(Given request)
Number each line of the data below in order, leaving out any blank lines.

(Records for the task)
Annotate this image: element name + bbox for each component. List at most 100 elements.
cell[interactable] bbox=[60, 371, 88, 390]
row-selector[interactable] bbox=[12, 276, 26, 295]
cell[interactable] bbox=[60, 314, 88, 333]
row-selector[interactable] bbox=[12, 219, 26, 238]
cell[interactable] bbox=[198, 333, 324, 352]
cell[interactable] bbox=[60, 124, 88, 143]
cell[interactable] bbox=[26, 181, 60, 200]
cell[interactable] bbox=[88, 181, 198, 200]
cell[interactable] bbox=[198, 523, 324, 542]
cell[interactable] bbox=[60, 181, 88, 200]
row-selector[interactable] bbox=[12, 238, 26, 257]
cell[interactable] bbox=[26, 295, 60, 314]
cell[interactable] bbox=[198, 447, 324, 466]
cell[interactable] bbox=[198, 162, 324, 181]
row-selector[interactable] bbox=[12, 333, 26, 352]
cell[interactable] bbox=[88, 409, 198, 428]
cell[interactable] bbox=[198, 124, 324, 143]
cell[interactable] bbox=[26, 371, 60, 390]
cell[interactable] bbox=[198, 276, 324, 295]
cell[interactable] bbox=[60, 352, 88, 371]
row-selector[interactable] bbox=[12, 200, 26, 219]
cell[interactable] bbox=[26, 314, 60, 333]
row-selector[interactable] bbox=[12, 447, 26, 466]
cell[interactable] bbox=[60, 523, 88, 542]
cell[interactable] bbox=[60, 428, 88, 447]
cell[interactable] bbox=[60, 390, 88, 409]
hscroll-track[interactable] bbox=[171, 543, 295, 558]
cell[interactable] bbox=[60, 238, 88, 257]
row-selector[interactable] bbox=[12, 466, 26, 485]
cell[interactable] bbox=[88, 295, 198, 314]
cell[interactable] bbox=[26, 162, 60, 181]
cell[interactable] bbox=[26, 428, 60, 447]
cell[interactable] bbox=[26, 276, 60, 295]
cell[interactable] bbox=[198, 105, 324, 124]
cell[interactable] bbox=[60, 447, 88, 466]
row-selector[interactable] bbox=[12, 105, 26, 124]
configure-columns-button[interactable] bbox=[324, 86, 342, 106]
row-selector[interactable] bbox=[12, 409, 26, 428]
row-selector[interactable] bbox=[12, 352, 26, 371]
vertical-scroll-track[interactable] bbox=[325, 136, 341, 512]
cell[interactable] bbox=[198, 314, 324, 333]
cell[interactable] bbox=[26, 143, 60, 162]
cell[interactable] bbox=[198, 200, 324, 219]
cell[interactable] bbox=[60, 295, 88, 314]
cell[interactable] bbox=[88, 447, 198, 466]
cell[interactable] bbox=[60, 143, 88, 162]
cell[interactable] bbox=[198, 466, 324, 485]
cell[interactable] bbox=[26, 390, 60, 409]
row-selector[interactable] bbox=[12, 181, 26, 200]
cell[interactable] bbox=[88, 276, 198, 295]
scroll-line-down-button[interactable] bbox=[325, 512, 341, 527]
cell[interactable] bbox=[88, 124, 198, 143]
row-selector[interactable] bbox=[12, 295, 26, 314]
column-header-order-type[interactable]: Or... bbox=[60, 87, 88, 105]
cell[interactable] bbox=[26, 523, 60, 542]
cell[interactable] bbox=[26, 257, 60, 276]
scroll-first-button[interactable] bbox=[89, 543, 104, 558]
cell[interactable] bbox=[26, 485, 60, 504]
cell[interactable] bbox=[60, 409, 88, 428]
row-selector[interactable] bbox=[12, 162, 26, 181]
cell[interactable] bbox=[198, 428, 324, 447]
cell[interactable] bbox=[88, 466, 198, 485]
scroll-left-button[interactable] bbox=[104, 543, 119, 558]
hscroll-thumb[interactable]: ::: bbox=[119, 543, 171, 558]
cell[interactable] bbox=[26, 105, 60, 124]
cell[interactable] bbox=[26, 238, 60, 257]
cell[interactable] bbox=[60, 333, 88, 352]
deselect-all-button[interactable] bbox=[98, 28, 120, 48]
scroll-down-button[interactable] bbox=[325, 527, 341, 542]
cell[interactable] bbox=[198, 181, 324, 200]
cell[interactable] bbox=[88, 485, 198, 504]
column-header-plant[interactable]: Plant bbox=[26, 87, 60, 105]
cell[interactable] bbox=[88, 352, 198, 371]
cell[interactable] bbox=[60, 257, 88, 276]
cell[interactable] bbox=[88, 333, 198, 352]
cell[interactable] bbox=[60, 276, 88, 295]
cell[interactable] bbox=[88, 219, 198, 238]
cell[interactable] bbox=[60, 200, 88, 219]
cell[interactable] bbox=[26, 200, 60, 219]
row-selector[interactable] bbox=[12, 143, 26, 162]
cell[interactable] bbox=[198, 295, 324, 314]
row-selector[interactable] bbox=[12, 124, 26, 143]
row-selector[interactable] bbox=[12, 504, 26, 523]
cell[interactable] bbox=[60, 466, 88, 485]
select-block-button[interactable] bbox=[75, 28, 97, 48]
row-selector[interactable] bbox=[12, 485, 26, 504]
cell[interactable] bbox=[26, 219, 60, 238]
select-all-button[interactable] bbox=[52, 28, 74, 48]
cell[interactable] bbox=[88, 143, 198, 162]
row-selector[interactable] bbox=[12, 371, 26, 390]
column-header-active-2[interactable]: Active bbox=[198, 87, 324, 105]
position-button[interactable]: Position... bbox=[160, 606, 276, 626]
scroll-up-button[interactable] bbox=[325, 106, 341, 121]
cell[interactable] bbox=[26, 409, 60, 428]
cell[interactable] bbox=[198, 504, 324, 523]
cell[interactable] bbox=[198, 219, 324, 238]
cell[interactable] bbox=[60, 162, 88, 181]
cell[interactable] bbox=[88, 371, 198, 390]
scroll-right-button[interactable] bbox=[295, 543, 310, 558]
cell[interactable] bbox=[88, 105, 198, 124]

(Solution to the exercise)
1. Annotate this image: element name + bbox for each component. List at most 100 elements.
2. cell[interactable] bbox=[60, 371, 88, 390]
3. row-selector[interactable] bbox=[12, 276, 26, 295]
4. cell[interactable] bbox=[60, 314, 88, 333]
5. row-selector[interactable] bbox=[12, 219, 26, 238]
6. cell[interactable] bbox=[198, 333, 324, 352]
7. cell[interactable] bbox=[60, 124, 88, 143]
8. cell[interactable] bbox=[26, 181, 60, 200]
9. cell[interactable] bbox=[88, 181, 198, 200]
10. cell[interactable] bbox=[198, 523, 324, 542]
11. cell[interactable] bbox=[60, 181, 88, 200]
12. row-selector[interactable] bbox=[12, 238, 26, 257]
13. cell[interactable] bbox=[26, 295, 60, 314]
14. cell[interactable] bbox=[198, 447, 324, 466]
15. cell[interactable] bbox=[198, 162, 324, 181]
16. row-selector[interactable] bbox=[12, 333, 26, 352]
17. cell[interactable] bbox=[88, 409, 198, 428]
18. cell[interactable] bbox=[198, 124, 324, 143]
19. cell[interactable] bbox=[26, 371, 60, 390]
20. cell[interactable] bbox=[198, 276, 324, 295]
21. cell[interactable] bbox=[60, 352, 88, 371]
22. row-selector[interactable] bbox=[12, 200, 26, 219]
23. cell[interactable] bbox=[26, 314, 60, 333]
24. row-selector[interactable] bbox=[12, 447, 26, 466]
25. cell[interactable] bbox=[60, 523, 88, 542]
26. cell[interactable] bbox=[60, 428, 88, 447]
27. cell[interactable] bbox=[60, 390, 88, 409]
28. hscroll-track[interactable] bbox=[171, 543, 295, 558]
29. cell[interactable] bbox=[60, 238, 88, 257]
30. row-selector[interactable] bbox=[12, 466, 26, 485]
31. cell[interactable] bbox=[88, 295, 198, 314]
32. cell[interactable] bbox=[26, 162, 60, 181]
33. cell[interactable] bbox=[26, 428, 60, 447]
34. cell[interactable] bbox=[26, 276, 60, 295]
35. cell[interactable] bbox=[198, 105, 324, 124]
36. cell[interactable] bbox=[60, 447, 88, 466]
37. row-selector[interactable] bbox=[12, 105, 26, 124]
38. configure-columns-button[interactable] bbox=[324, 86, 342, 106]
39. row-selector[interactable] bbox=[12, 409, 26, 428]
40. row-selector[interactable] bbox=[12, 352, 26, 371]
41. vertical-scroll-track[interactable] bbox=[325, 136, 341, 512]
42. cell[interactable] bbox=[198, 314, 324, 333]
43. cell[interactable] bbox=[26, 143, 60, 162]
44. cell[interactable] bbox=[198, 200, 324, 219]
45. cell[interactable] bbox=[60, 295, 88, 314]
46. cell[interactable] bbox=[88, 447, 198, 466]
47. cell[interactable] bbox=[60, 143, 88, 162]
48. cell[interactable] bbox=[198, 466, 324, 485]
49. cell[interactable] bbox=[26, 390, 60, 409]
50. row-selector[interactable] bbox=[12, 181, 26, 200]
51. cell[interactable] bbox=[88, 276, 198, 295]
52. scroll-line-down-button[interactable] bbox=[325, 512, 341, 527]
53. cell[interactable] bbox=[88, 124, 198, 143]
54. row-selector[interactable] bbox=[12, 295, 26, 314]
55. column-header-order-type[interactable]: Or... bbox=[60, 87, 88, 105]
56. cell[interactable] bbox=[26, 523, 60, 542]
57. cell[interactable] bbox=[26, 257, 60, 276]
58. scroll-first-button[interactable] bbox=[89, 543, 104, 558]
59. cell[interactable] bbox=[26, 485, 60, 504]
60. cell[interactable] bbox=[60, 409, 88, 428]
61. row-selector[interactable] bbox=[12, 162, 26, 181]
62. cell[interactable] bbox=[198, 428, 324, 447]
63. cell[interactable] bbox=[88, 466, 198, 485]
64. scroll-left-button[interactable] bbox=[104, 543, 119, 558]
65. hscroll-thumb[interactable]: ::: bbox=[119, 543, 171, 558]
66. cell[interactable] bbox=[26, 105, 60, 124]
67. cell[interactable] bbox=[26, 238, 60, 257]
68. cell[interactable] bbox=[60, 333, 88, 352]
69. deselect-all-button[interactable] bbox=[98, 28, 120, 48]
70. scroll-down-button[interactable] bbox=[325, 527, 341, 542]
71. cell[interactable] bbox=[198, 181, 324, 200]
72. cell[interactable] bbox=[88, 485, 198, 504]
73. column-header-plant[interactable]: Plant bbox=[26, 87, 60, 105]
74. cell[interactable] bbox=[88, 352, 198, 371]
75. cell[interactable] bbox=[60, 257, 88, 276]
76. cell[interactable] bbox=[88, 333, 198, 352]
77. cell[interactable] bbox=[60, 276, 88, 295]
78. cell[interactable] bbox=[88, 219, 198, 238]
79. cell[interactable] bbox=[60, 200, 88, 219]
80. cell[interactable] bbox=[26, 200, 60, 219]
81. row-selector[interactable] bbox=[12, 143, 26, 162]
82. cell[interactable] bbox=[198, 295, 324, 314]
83. row-selector[interactable] bbox=[12, 124, 26, 143]
84. row-selector[interactable] bbox=[12, 504, 26, 523]
85. cell[interactable] bbox=[60, 466, 88, 485]
86. select-block-button[interactable] bbox=[75, 28, 97, 48]
87. row-selector[interactable] bbox=[12, 485, 26, 504]
88. cell[interactable] bbox=[26, 219, 60, 238]
89. select-all-button[interactable] bbox=[52, 28, 74, 48]
90. cell[interactable] bbox=[88, 143, 198, 162]
91. row-selector[interactable] bbox=[12, 371, 26, 390]
92. column-header-active-2[interactable]: Active bbox=[198, 87, 324, 105]
93. position-button[interactable]: Position... bbox=[160, 606, 276, 626]
94. scroll-up-button[interactable] bbox=[325, 106, 341, 121]
95. cell[interactable] bbox=[26, 409, 60, 428]
96. cell[interactable] bbox=[198, 504, 324, 523]
97. cell[interactable] bbox=[198, 219, 324, 238]
98. cell[interactable] bbox=[60, 162, 88, 181]
99. cell[interactable] bbox=[88, 371, 198, 390]
100. scroll-right-button[interactable] bbox=[295, 543, 310, 558]
101. cell[interactable] bbox=[88, 105, 198, 124]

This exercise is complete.